**WHAT IS BEING ASKED:** Reproduce all records verbatim.

**Entries with figure data:**
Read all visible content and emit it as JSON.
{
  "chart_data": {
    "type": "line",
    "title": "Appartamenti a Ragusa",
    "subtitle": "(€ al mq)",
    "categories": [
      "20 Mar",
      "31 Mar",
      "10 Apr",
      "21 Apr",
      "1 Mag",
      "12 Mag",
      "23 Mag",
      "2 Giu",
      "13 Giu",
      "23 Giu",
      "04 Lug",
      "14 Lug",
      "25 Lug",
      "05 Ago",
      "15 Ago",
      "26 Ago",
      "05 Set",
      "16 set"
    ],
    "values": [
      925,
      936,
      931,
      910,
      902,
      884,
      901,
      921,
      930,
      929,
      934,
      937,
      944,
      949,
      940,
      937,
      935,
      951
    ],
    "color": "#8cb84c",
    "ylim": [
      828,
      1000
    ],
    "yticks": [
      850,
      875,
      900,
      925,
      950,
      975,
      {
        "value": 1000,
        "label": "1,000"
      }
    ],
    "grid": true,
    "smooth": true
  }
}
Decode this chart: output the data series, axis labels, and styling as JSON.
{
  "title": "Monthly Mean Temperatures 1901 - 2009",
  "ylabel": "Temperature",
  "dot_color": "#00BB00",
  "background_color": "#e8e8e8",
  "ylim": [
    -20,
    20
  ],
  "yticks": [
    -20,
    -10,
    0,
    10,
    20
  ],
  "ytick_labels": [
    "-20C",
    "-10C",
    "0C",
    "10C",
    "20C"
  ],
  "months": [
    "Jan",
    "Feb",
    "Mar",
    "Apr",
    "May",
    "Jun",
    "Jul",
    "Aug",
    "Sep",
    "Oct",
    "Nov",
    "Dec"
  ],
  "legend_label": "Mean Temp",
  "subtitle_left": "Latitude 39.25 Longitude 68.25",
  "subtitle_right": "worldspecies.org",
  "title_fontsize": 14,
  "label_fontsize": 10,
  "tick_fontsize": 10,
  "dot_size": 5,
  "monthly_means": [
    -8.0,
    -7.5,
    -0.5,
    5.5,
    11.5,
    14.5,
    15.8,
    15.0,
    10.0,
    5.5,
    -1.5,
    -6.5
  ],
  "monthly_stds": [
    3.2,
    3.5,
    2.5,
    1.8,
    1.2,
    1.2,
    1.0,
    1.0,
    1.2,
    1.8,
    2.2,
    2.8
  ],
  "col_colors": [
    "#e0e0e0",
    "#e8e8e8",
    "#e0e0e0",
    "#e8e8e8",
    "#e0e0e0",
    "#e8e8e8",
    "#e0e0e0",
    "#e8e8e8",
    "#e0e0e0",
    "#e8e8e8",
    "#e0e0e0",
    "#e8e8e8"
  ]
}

**RESPONSE:**
Read all visible content and emit it as JSON.
{
  "chart_data": {
    "type": "line",
    "title": "Appartamenti a Ragusa",
    "subtitle": "(€ al mq)",
    "categories": [
      "20 Mar",
      "31 Mar",
      "10 Apr",
      "21 Apr",
      "1 Mag",
      "12 Mag",
      "23 Mag",
      "2 Giu",
      "13 Giu",
      "23 Giu",
      "04 Lug",
      "14 Lug",
      "25 Lug",
      "05 Ago",
      "15 Ago",
      "26 Ago",
      "05 Set",
      "16 set"
    ],
    "values": [
      925,
      936,
      931,
      910,
      902,
      884,
      901,
      921,
      930,
      929,
      934,
      937,
      944,
      949,
      940,
      937,
      935,
      951
    ],
    "color": "#8cb84c",
    "ylim": [
      828,
      1000
    ],
    "yticks": [
      850,
      875,
      900,
      925,
      950,
      975,
      {
        "value": 1000,
        "label": "1,000"
      }
    ],
    "grid": true,
    "smooth": true
  }
}
Decode this chart: output the data series, axis labels, and styling as JSON.
{
  "title": "Monthly Mean Temperatures 1901 - 2009",
  "ylabel": "Temperature",
  "dot_color": "#00BB00",
  "background_color": "#e8e8e8",
  "ylim": [
    -20,
    20
  ],
  "yticks": [
    -20,
    -10,
    0,
    10,
    20
  ],
  "ytick_labels": [
    "-20C",
    "-10C",
    "0C",
    "10C",
    "20C"
  ],
  "months": [
    "Jan",
    "Feb",
    "Mar",
    "Apr",
    "May",
    "Jun",
    "Jul",
    "Aug",
    "Sep",
    "Oct",
    "Nov",
    "Dec"
  ],
  "legend_label": "Mean Temp",
  "subtitle_left": "Latitude 39.25 Longitude 68.25",
  "subtitle_right": "worldspecies.org",
  "title_fontsize": 14,
  "label_fontsize": 10,
  "tick_fontsize": 10,
  "dot_size": 5,
  "monthly_means": [
    -8.0,
    -7.5,
    -0.5,
    5.5,
    11.5,
    14.5,
    15.8,
    15.0,
    10.0,
    5.5,
    -1.5,
    -6.5
  ],
  "monthly_stds": [
    3.2,
    3.5,
    2.5,
    1.8,
    1.2,
    1.2,
    1.0,
    1.0,
    1.2,
    1.8,
    2.2,
    2.8
  ],
  "col_colors": [
    "#e0e0e0",
    "#e8e8e8",
    "#e0e0e0",
    "#e8e8e8",
    "#e0e0e0",
    "#e8e8e8",
    "#e0e0e0",
    "#e8e8e8",
    "#e0e0e0",
    "#e8e8e8",
    "#e0e0e0",
    "#e8e8e8"
  ]
}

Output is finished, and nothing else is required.